• _Data for this task_
★ ★ ★

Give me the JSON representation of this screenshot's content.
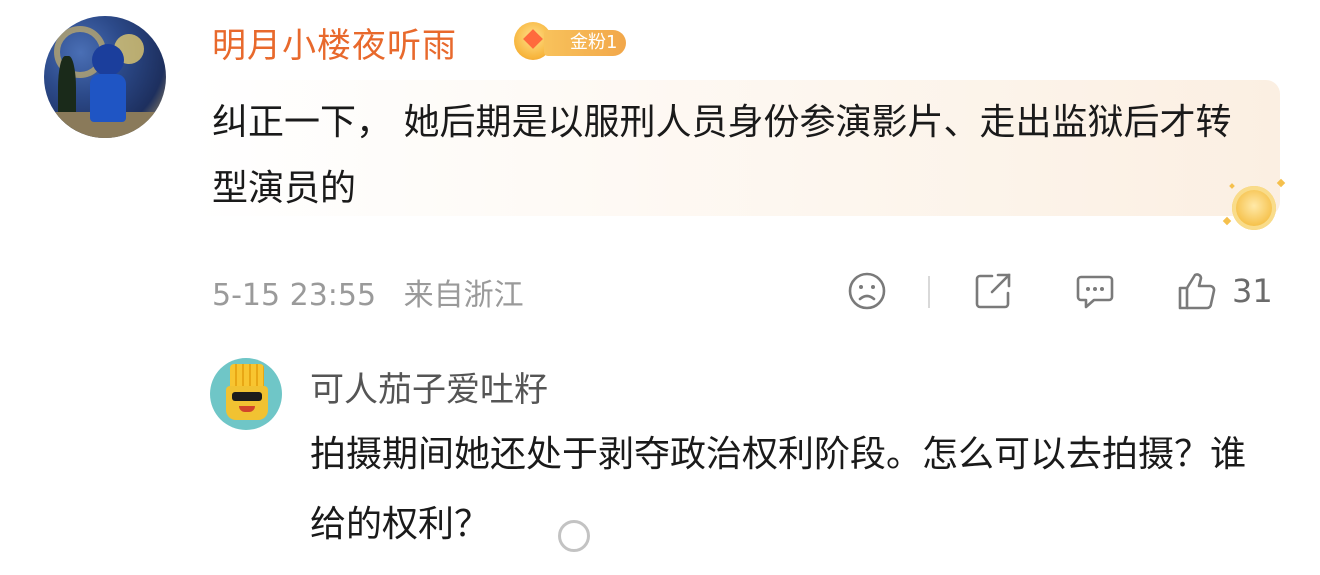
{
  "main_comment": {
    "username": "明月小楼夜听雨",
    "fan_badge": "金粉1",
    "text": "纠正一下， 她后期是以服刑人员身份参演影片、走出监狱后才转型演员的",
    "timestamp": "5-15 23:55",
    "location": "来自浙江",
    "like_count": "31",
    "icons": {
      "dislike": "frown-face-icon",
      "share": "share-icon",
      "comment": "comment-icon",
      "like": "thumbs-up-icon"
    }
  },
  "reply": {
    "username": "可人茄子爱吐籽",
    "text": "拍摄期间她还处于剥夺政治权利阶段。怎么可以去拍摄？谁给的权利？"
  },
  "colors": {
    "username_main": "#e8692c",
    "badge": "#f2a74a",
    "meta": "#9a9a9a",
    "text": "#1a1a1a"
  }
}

★ ★ ★

Locate each line with the word "text" and copy it.

• _Result of the exercise_
    "text": "纠正一下， 她后期是以服刑人员身份参演影片、走出监狱后才转型演员的",
    "text": "拍摄期间她还处于剥夺政治权利阶段。怎么可以去拍摄？谁给的权利？"
    "text": "#1a1a1a"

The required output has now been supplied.